--- The input ---

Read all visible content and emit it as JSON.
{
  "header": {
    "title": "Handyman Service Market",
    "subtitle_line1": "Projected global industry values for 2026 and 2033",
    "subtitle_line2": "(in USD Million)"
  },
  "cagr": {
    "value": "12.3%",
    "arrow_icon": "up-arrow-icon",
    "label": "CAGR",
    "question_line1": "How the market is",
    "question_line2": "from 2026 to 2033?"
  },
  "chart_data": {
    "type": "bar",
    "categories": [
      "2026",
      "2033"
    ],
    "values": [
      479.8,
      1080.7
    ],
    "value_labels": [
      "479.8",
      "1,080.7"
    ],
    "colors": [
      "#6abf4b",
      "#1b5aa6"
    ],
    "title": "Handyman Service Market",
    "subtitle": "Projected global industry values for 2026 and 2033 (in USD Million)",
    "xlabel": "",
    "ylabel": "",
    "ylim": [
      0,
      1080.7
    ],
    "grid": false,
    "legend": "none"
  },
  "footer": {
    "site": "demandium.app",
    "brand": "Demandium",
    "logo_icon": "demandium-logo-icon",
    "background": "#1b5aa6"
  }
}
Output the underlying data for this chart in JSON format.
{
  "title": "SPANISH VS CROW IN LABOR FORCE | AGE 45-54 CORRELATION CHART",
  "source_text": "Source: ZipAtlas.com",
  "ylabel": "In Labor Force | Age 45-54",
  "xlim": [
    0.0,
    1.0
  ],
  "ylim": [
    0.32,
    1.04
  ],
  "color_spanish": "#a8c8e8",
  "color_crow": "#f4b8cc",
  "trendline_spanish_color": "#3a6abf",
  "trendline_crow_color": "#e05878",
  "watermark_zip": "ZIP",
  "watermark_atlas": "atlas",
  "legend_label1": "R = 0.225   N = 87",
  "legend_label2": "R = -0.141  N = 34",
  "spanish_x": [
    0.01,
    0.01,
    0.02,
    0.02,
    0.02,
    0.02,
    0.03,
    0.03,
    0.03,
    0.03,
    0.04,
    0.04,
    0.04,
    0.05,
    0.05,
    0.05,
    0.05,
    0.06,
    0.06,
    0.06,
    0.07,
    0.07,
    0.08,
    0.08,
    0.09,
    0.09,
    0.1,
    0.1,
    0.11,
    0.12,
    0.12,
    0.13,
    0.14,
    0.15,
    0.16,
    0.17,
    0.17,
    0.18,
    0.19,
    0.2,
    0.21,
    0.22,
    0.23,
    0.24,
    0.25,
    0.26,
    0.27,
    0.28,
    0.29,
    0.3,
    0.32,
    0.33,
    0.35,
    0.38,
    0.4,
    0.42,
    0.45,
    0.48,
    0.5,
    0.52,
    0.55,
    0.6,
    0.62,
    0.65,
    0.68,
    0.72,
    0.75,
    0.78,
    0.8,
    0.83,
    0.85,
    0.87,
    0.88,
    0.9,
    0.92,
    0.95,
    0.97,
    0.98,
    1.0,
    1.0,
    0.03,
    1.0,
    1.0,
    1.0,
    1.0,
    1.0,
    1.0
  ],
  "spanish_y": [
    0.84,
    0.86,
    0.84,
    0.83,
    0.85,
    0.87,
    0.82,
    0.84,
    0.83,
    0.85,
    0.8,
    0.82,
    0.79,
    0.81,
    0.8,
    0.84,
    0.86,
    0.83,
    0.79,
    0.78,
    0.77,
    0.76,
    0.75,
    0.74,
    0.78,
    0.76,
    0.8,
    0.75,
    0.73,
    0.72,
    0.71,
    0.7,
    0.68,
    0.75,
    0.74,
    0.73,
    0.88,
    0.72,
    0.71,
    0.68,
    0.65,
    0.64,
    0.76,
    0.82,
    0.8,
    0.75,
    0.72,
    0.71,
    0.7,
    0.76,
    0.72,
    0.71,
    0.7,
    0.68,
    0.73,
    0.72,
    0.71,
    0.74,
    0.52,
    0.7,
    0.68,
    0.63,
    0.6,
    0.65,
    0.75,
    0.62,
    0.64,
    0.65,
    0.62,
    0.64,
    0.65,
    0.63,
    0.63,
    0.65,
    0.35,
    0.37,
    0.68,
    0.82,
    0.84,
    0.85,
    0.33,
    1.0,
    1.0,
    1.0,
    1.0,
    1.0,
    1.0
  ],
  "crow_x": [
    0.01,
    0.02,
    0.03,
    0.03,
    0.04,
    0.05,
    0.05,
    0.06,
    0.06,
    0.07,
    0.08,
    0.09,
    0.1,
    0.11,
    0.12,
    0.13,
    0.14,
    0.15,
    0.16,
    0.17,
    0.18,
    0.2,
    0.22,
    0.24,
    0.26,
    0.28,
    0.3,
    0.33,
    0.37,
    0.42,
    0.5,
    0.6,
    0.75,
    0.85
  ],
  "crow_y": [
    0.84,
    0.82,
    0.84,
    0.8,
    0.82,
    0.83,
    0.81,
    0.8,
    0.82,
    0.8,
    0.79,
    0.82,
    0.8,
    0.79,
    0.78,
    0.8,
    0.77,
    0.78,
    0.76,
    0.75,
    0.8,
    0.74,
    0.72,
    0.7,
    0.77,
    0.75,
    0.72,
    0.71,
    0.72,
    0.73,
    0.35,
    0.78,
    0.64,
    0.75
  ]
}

---

**Task instructions:** State how many lines of the records hold the string "values", and nothing else.

**Answer to the problem:** 3